**WHAT THE EXERCISE ASKS:**
Without including any pictures, write out all the entries exactly.

────

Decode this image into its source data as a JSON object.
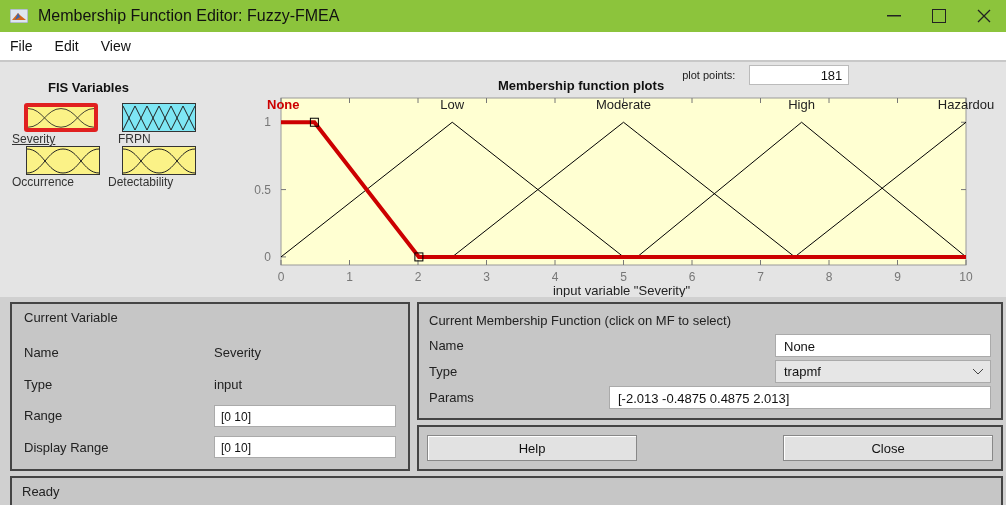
{
  "window": {
    "title": "Membership Function Editor: Fuzzy-FMEA"
  },
  "menu": [
    "File",
    "Edit",
    "View"
  ],
  "fis_variables": {
    "title": "FIS Variables",
    "items": [
      {
        "label": "Severity",
        "kind": "input",
        "selected": true
      },
      {
        "label": "FRPN",
        "kind": "output",
        "selected": false
      },
      {
        "label": "Occurrence",
        "kind": "input",
        "selected": false
      },
      {
        "label": "Detectability",
        "kind": "input",
        "selected": false
      }
    ]
  },
  "plot": {
    "plot_points_label": "plot points:",
    "plot_points": "181",
    "chart_data": {
      "type": "line",
      "title": "Membership function plots",
      "xlabel": "input variable \"Severity\"",
      "x": [
        0,
        0.4875,
        2.013,
        2.5,
        5,
        5.2,
        7.5,
        7.6,
        10
      ],
      "series": [
        {
          "name": "None",
          "color": "#cc0000",
          "values": [
            1,
            1,
            0,
            0,
            0,
            0,
            0,
            0,
            0
          ]
        },
        {
          "name": "Low",
          "color": "#000000",
          "values": [
            0,
            0.195,
            0.805,
            1,
            0,
            null,
            null,
            null,
            null
          ]
        },
        {
          "name": "Moderate",
          "color": "#000000",
          "values": [
            null,
            null,
            null,
            0,
            1,
            0.92,
            0,
            null,
            null
          ]
        },
        {
          "name": "High",
          "color": "#000000",
          "values": [
            null,
            null,
            null,
            null,
            null,
            0,
            0.958,
            1,
            0
          ]
        },
        {
          "name": "Hazardou",
          "color": "#000000",
          "values": [
            null,
            null,
            null,
            null,
            null,
            null,
            0,
            0.04,
            1
          ]
        }
      ],
      "xlim": [
        0,
        10
      ],
      "ylim": [
        -0.06,
        1.18
      ],
      "xticks": [
        0,
        1,
        2,
        3,
        4,
        5,
        6,
        7,
        8,
        9,
        10
      ],
      "yticks": [
        0,
        0.5,
        1
      ]
    },
    "mf_states": [
      {
        "selected": true
      },
      {
        "selected": false
      },
      {
        "selected": false
      },
      {
        "selected": false
      },
      {
        "selected": false
      }
    ]
  },
  "current_variable": {
    "title": "Current Variable",
    "rows": [
      {
        "label": "Name",
        "value": "Severity",
        "kind": "text"
      },
      {
        "label": "Type",
        "value": "input",
        "kind": "text"
      },
      {
        "label": "Range",
        "value": "[0 10]",
        "kind": "field"
      },
      {
        "label": "Display Range",
        "value": "[0 10]",
        "kind": "field"
      }
    ]
  },
  "current_mf": {
    "title": "Current Membership Function (click on MF to select)",
    "name_label": "Name",
    "name": "None",
    "type_label": "Type",
    "type": "trapmf",
    "params_label": "Params",
    "params": "[-2.013 -0.4875 0.4875 2.013]"
  },
  "buttons": [
    "Help",
    "Close"
  ],
  "status_bar": "Ready"
}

────

**COMPLETE OUTPUT:**
Decode this image into its source data as a JSON object.
{
  "window": {
    "title": "Membership Function Editor: Fuzzy-FMEA"
  },
  "menu": [
    "File",
    "Edit",
    "View"
  ],
  "fis_variables": {
    "title": "FIS Variables",
    "items": [
      {
        "label": "Severity",
        "kind": "input",
        "selected": true
      },
      {
        "label": "FRPN",
        "kind": "output",
        "selected": false
      },
      {
        "label": "Occurrence",
        "kind": "input",
        "selected": false
      },
      {
        "label": "Detectability",
        "kind": "input",
        "selected": false
      }
    ]
  },
  "plot": {
    "plot_points_label": "plot points:",
    "plot_points": "181",
    "chart_data": {
      "type": "line",
      "title": "Membership function plots",
      "xlabel": "input variable \"Severity\"",
      "x": [
        0,
        0.4875,
        2.013,
        2.5,
        5,
        5.2,
        7.5,
        7.6,
        10
      ],
      "series": [
        {
          "name": "None",
          "color": "#cc0000",
          "values": [
            1,
            1,
            0,
            0,
            0,
            0,
            0,
            0,
            0
          ]
        },
        {
          "name": "Low",
          "color": "#000000",
          "values": [
            0,
            0.195,
            0.805,
            1,
            0,
            null,
            null,
            null,
            null
          ]
        },
        {
          "name": "Moderate",
          "color": "#000000",
          "values": [
            null,
            null,
            null,
            0,
            1,
            0.92,
            0,
            null,
            null
          ]
        },
        {
          "name": "High",
          "color": "#000000",
          "values": [
            null,
            null,
            null,
            null,
            null,
            0,
            0.958,
            1,
            0
          ]
        },
        {
          "name": "Hazardou",
          "color": "#000000",
          "values": [
            null,
            null,
            null,
            null,
            null,
            null,
            0,
            0.04,
            1
          ]
        }
      ],
      "xlim": [
        0,
        10
      ],
      "ylim": [
        -0.06,
        1.18
      ],
      "xticks": [
        0,
        1,
        2,
        3,
        4,
        5,
        6,
        7,
        8,
        9,
        10
      ],
      "yticks": [
        0,
        0.5,
        1
      ]
    },
    "mf_states": [
      {
        "selected": true
      },
      {
        "selected": false
      },
      {
        "selected": false
      },
      {
        "selected": false
      },
      {
        "selected": false
      }
    ]
  },
  "current_variable": {
    "title": "Current Variable",
    "rows": [
      {
        "label": "Name",
        "value": "Severity",
        "kind": "text"
      },
      {
        "label": "Type",
        "value": "input",
        "kind": "text"
      },
      {
        "label": "Range",
        "value": "[0 10]",
        "kind": "field"
      },
      {
        "label": "Display Range",
        "value": "[0 10]",
        "kind": "field"
      }
    ]
  },
  "current_mf": {
    "title": "Current Membership Function (click on MF to select)",
    "name_label": "Name",
    "name": "None",
    "type_label": "Type",
    "type": "trapmf",
    "params_label": "Params",
    "params": "[-2.013 -0.4875 0.4875 2.013]"
  },
  "buttons": [
    "Help",
    "Close"
  ],
  "status_bar": "Ready"
}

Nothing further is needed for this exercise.